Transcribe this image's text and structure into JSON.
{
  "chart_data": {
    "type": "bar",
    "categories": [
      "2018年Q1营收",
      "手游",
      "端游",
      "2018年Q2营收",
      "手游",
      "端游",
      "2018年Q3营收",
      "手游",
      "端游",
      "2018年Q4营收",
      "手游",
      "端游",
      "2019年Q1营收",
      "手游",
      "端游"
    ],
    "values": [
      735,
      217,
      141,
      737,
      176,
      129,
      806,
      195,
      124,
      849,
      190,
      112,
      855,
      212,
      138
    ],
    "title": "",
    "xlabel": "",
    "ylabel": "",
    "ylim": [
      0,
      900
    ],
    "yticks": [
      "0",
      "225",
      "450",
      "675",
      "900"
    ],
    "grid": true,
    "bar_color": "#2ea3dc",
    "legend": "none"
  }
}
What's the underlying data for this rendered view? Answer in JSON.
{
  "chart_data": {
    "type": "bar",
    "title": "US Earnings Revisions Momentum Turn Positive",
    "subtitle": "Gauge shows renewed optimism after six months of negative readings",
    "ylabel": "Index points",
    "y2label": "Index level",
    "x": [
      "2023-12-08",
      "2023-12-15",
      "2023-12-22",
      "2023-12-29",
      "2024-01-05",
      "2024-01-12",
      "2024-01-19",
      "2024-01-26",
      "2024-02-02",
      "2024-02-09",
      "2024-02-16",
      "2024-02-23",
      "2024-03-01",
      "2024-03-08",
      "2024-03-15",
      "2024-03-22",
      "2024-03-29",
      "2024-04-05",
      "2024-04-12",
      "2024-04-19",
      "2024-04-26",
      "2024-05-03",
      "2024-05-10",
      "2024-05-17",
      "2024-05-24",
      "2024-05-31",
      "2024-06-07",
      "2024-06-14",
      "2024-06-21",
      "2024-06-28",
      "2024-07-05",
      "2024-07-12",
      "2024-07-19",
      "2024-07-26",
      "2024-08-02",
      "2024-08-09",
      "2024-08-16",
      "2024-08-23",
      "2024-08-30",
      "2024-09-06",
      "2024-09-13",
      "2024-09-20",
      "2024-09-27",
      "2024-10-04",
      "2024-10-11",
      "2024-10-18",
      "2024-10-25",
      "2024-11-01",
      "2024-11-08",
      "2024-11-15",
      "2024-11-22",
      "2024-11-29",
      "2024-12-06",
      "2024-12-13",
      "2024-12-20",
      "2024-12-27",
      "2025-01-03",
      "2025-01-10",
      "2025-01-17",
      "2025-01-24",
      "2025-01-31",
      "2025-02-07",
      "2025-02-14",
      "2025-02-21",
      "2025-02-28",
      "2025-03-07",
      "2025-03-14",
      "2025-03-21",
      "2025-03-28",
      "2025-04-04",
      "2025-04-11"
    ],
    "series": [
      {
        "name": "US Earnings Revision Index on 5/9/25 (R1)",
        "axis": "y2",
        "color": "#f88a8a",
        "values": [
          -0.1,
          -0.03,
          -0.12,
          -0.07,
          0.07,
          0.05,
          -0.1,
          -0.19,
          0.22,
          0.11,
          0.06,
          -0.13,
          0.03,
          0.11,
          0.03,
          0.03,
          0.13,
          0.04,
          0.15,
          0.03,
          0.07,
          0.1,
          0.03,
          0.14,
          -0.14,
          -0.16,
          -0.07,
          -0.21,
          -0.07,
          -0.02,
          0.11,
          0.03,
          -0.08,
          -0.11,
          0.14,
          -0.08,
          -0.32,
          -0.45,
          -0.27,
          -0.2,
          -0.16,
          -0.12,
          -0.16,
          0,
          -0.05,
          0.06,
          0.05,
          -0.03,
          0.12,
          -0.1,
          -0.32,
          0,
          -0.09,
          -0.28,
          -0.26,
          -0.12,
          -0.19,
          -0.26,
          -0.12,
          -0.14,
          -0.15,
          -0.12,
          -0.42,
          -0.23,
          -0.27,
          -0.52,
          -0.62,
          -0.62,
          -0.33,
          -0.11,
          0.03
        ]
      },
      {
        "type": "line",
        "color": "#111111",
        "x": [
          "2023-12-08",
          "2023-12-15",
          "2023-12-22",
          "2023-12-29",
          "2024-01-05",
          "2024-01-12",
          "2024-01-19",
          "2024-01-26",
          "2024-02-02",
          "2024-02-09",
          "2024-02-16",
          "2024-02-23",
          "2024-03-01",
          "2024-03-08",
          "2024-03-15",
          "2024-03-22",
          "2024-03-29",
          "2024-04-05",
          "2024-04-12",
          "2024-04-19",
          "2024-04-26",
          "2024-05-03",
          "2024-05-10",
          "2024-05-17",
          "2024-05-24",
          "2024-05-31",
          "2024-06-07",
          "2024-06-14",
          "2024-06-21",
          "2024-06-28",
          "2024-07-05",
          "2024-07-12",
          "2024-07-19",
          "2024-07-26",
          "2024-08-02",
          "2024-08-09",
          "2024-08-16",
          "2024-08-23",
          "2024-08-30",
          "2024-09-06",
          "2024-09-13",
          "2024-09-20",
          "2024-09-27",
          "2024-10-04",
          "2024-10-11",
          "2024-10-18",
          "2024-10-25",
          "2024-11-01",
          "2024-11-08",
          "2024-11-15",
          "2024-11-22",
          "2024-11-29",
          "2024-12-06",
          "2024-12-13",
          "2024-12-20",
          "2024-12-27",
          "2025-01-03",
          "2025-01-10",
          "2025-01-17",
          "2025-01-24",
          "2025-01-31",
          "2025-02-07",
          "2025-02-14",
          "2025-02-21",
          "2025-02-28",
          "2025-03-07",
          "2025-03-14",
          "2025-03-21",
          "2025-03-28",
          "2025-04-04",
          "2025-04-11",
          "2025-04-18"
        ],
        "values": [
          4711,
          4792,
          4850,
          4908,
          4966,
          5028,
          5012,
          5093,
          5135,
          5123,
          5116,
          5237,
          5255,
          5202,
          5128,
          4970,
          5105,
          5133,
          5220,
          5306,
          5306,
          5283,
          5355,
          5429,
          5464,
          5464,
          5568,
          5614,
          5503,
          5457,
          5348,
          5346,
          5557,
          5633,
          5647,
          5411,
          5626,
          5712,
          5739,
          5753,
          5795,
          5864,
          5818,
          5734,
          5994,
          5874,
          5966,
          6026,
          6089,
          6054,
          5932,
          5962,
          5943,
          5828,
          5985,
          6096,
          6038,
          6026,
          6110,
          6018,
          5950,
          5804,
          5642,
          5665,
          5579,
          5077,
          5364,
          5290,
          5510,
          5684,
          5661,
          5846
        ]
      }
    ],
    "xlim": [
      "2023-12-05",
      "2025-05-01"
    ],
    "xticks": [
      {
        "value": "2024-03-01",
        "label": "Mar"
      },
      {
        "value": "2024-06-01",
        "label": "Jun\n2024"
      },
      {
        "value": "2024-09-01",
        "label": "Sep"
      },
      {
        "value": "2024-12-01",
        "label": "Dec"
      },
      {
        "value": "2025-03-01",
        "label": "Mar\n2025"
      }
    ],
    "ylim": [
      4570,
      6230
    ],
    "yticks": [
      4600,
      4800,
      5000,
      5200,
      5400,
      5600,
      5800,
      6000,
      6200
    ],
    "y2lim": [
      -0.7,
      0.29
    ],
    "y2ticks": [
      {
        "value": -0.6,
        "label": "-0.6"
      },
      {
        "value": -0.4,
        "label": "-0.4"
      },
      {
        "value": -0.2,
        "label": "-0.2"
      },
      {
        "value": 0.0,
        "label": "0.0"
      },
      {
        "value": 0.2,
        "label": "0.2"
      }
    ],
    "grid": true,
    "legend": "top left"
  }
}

TASK PROMPT: Across all the entries, count the lines that contain the word "JSON" and give the number by itself.

SOLVED EXERCISE: 2